--- Work to do ---
All of the records below should be output exactly.

--- Entries with figure data ---
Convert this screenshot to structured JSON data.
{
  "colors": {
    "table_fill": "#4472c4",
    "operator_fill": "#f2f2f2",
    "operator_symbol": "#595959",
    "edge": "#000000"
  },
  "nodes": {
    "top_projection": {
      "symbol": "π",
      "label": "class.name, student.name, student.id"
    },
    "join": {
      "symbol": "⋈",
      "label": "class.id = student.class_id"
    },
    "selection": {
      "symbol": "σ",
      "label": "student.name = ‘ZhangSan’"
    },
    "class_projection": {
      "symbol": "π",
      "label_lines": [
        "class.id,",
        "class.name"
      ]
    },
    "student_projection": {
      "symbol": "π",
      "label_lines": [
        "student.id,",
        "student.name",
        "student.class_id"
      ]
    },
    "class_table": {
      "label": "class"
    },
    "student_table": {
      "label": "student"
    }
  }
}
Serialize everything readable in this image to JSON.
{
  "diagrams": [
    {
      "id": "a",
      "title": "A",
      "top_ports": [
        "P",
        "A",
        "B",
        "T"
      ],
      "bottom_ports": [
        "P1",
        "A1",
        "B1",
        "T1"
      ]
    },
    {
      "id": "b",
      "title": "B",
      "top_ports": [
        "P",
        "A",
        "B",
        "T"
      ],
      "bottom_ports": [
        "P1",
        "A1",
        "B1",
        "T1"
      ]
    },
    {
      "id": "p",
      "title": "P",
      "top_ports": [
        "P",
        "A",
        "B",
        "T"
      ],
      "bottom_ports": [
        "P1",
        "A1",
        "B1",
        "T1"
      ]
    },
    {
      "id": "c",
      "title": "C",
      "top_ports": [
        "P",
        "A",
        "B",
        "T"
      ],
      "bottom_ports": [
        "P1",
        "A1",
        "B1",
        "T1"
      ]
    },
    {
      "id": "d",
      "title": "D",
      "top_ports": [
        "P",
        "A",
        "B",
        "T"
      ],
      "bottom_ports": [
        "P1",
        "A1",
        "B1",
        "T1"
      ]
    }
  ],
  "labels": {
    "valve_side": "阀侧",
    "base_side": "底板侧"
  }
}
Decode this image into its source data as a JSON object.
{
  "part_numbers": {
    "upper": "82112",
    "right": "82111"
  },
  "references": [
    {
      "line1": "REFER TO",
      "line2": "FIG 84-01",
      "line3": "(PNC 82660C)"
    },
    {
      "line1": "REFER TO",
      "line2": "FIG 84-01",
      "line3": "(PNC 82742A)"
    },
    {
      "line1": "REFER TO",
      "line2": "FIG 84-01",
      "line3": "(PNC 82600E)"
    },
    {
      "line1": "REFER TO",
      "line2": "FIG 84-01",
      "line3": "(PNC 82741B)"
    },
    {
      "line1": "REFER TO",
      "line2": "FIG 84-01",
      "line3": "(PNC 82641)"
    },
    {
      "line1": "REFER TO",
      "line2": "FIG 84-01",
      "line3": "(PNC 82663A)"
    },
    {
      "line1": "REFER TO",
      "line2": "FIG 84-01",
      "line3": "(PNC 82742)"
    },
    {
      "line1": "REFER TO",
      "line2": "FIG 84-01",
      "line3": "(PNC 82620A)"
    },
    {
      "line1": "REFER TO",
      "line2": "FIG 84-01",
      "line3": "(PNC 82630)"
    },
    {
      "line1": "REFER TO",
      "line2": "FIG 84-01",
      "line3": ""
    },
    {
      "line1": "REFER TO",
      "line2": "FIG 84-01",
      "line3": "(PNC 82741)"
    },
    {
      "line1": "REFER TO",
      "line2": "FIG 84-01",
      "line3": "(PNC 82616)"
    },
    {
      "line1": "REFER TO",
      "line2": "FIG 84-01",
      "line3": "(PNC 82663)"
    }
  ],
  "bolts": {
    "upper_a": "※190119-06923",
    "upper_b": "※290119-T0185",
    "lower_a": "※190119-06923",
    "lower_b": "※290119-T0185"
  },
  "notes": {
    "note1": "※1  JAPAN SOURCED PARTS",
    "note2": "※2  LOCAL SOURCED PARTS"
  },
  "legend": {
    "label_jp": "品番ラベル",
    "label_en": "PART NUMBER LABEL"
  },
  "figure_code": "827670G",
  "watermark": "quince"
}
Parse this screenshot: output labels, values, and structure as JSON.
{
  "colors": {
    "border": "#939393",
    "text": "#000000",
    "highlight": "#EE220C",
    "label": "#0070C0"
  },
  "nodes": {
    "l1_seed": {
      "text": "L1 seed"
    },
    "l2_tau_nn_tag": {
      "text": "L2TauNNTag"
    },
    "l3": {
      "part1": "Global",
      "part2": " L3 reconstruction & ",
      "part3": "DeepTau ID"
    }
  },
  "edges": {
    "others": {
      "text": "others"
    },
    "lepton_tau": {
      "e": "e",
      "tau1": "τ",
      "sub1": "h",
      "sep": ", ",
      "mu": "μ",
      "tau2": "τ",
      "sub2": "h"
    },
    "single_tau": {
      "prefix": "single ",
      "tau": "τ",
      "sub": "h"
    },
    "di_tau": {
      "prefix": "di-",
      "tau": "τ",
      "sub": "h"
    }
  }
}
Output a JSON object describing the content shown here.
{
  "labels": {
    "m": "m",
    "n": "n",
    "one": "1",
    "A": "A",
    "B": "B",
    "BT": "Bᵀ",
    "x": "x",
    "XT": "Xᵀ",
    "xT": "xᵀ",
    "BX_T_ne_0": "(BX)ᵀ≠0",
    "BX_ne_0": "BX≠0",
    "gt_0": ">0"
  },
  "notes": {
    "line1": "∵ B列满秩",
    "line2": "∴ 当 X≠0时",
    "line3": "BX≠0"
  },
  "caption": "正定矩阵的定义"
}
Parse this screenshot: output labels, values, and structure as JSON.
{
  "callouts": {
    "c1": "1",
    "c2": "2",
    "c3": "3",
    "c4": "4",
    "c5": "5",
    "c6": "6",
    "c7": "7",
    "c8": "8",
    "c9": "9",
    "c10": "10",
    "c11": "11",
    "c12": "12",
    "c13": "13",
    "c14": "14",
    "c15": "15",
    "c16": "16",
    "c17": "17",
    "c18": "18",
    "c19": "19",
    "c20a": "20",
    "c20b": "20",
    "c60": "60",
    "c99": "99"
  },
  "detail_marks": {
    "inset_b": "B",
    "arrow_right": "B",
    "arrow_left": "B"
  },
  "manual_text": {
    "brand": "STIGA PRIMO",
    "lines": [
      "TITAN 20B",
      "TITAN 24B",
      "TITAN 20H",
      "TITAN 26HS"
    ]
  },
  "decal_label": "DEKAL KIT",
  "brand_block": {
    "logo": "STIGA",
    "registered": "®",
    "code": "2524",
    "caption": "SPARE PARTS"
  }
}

--- Correct response ---
Convert this screenshot to structured JSON data.
{
  "colors": {
    "table_fill": "#4472c4",
    "operator_fill": "#f2f2f2",
    "operator_symbol": "#595959",
    "edge": "#000000"
  },
  "nodes": {
    "top_projection": {
      "symbol": "π",
      "label": "class.name, student.name, student.id"
    },
    "join": {
      "symbol": "⋈",
      "label": "class.id = student.class_id"
    },
    "selection": {
      "symbol": "σ",
      "label": "student.name = ‘ZhangSan’"
    },
    "class_projection": {
      "symbol": "π",
      "label_lines": [
        "class.id,",
        "class.name"
      ]
    },
    "student_projection": {
      "symbol": "π",
      "label_lines": [
        "student.id,",
        "student.name",
        "student.class_id"
      ]
    },
    "class_table": {
      "label": "class"
    },
    "student_table": {
      "label": "student"
    }
  }
}
Serialize everything readable in this image to JSON.
{
  "diagrams": [
    {
      "id": "a",
      "title": "A",
      "top_ports": [
        "P",
        "A",
        "B",
        "T"
      ],
      "bottom_ports": [
        "P1",
        "A1",
        "B1",
        "T1"
      ]
    },
    {
      "id": "b",
      "title": "B",
      "top_ports": [
        "P",
        "A",
        "B",
        "T"
      ],
      "bottom_ports": [
        "P1",
        "A1",
        "B1",
        "T1"
      ]
    },
    {
      "id": "p",
      "title": "P",
      "top_ports": [
        "P",
        "A",
        "B",
        "T"
      ],
      "bottom_ports": [
        "P1",
        "A1",
        "B1",
        "T1"
      ]
    },
    {
      "id": "c",
      "title": "C",
      "top_ports": [
        "P",
        "A",
        "B",
        "T"
      ],
      "bottom_ports": [
        "P1",
        "A1",
        "B1",
        "T1"
      ]
    },
    {
      "id": "d",
      "title": "D",
      "top_ports": [
        "P",
        "A",
        "B",
        "T"
      ],
      "bottom_ports": [
        "P1",
        "A1",
        "B1",
        "T1"
      ]
    }
  ],
  "labels": {
    "valve_side": "阀侧",
    "base_side": "底板侧"
  }
}
Decode this image into its source data as a JSON object.
{
  "part_numbers": {
    "upper": "82112",
    "right": "82111"
  },
  "references": [
    {
      "line1": "REFER TO",
      "line2": "FIG 84-01",
      "line3": "(PNC 82660C)"
    },
    {
      "line1": "REFER TO",
      "line2": "FIG 84-01",
      "line3": "(PNC 82742A)"
    },
    {
      "line1": "REFER TO",
      "line2": "FIG 84-01",
      "line3": "(PNC 82600E)"
    },
    {
      "line1": "REFER TO",
      "line2": "FIG 84-01",
      "line3": "(PNC 82741B)"
    },
    {
      "line1": "REFER TO",
      "line2": "FIG 84-01",
      "line3": "(PNC 82641)"
    },
    {
      "line1": "REFER TO",
      "line2": "FIG 84-01",
      "line3": "(PNC 82663A)"
    },
    {
      "line1": "REFER TO",
      "line2": "FIG 84-01",
      "line3": "(PNC 82742)"
    },
    {
      "line1": "REFER TO",
      "line2": "FIG 84-01",
      "line3": "(PNC 82620A)"
    },
    {
      "line1": "REFER TO",
      "line2": "FIG 84-01",
      "line3": "(PNC 82630)"
    },
    {
      "line1": "REFER TO",
      "line2": "FIG 84-01",
      "line3": ""
    },
    {
      "line1": "REFER TO",
      "line2": "FIG 84-01",
      "line3": "(PNC 82741)"
    },
    {
      "line1": "REFER TO",
      "line2": "FIG 84-01",
      "line3": "(PNC 82616)"
    },
    {
      "line1": "REFER TO",
      "line2": "FIG 84-01",
      "line3": "(PNC 82663)"
    }
  ],
  "bolts": {
    "upper_a": "※190119-06923",
    "upper_b": "※290119-T0185",
    "lower_a": "※190119-06923",
    "lower_b": "※290119-T0185"
  },
  "notes": {
    "note1": "※1  JAPAN SOURCED PARTS",
    "note2": "※2  LOCAL SOURCED PARTS"
  },
  "legend": {
    "label_jp": "品番ラベル",
    "label_en": "PART NUMBER LABEL"
  },
  "figure_code": "827670G",
  "watermark": "quince"
}
Parse this screenshot: output labels, values, and structure as JSON.
{
  "colors": {
    "border": "#939393",
    "text": "#000000",
    "highlight": "#EE220C",
    "label": "#0070C0"
  },
  "nodes": {
    "l1_seed": {
      "text": "L1 seed"
    },
    "l2_tau_nn_tag": {
      "text": "L2TauNNTag"
    },
    "l3": {
      "part1": "Global",
      "part2": " L3 reconstruction & ",
      "part3": "DeepTau ID"
    }
  },
  "edges": {
    "others": {
      "text": "others"
    },
    "lepton_tau": {
      "e": "e",
      "tau1": "τ",
      "sub1": "h",
      "sep": ", ",
      "mu": "μ",
      "tau2": "τ",
      "sub2": "h"
    },
    "single_tau": {
      "prefix": "single ",
      "tau": "τ",
      "sub": "h"
    },
    "di_tau": {
      "prefix": "di-",
      "tau": "τ",
      "sub": "h"
    }
  }
}
Output a JSON object describing the content shown here.
{
  "labels": {
    "m": "m",
    "n": "n",
    "one": "1",
    "A": "A",
    "B": "B",
    "BT": "Bᵀ",
    "x": "x",
    "XT": "Xᵀ",
    "xT": "xᵀ",
    "BX_T_ne_0": "(BX)ᵀ≠0",
    "BX_ne_0": "BX≠0",
    "gt_0": ">0"
  },
  "notes": {
    "line1": "∵ B列满秩",
    "line2": "∴ 当 X≠0时",
    "line3": "BX≠0"
  },
  "caption": "正定矩阵的定义"
}
Parse this screenshot: output labels, values, and structure as JSON.
{
  "callouts": {
    "c1": "1",
    "c2": "2",
    "c3": "3",
    "c4": "4",
    "c5": "5",
    "c6": "6",
    "c7": "7",
    "c8": "8",
    "c9": "9",
    "c10": "10",
    "c11": "11",
    "c12": "12",
    "c13": "13",
    "c14": "14",
    "c15": "15",
    "c16": "16",
    "c17": "17",
    "c18": "18",
    "c19": "19",
    "c20a": "20",
    "c20b": "20",
    "c60": "60",
    "c99": "99"
  },
  "detail_marks": {
    "inset_b": "B",
    "arrow_right": "B",
    "arrow_left": "B"
  },
  "manual_text": {
    "brand": "STIGA PRIMO",
    "lines": [
      "TITAN 20B",
      "TITAN 24B",
      "TITAN 20H",
      "TITAN 26HS"
    ]
  },
  "decal_label": "DEKAL KIT",
  "brand_block": {
    "logo": "STIGA",
    "registered": "®",
    "code": "2524",
    "caption": "SPARE PARTS"
  }
}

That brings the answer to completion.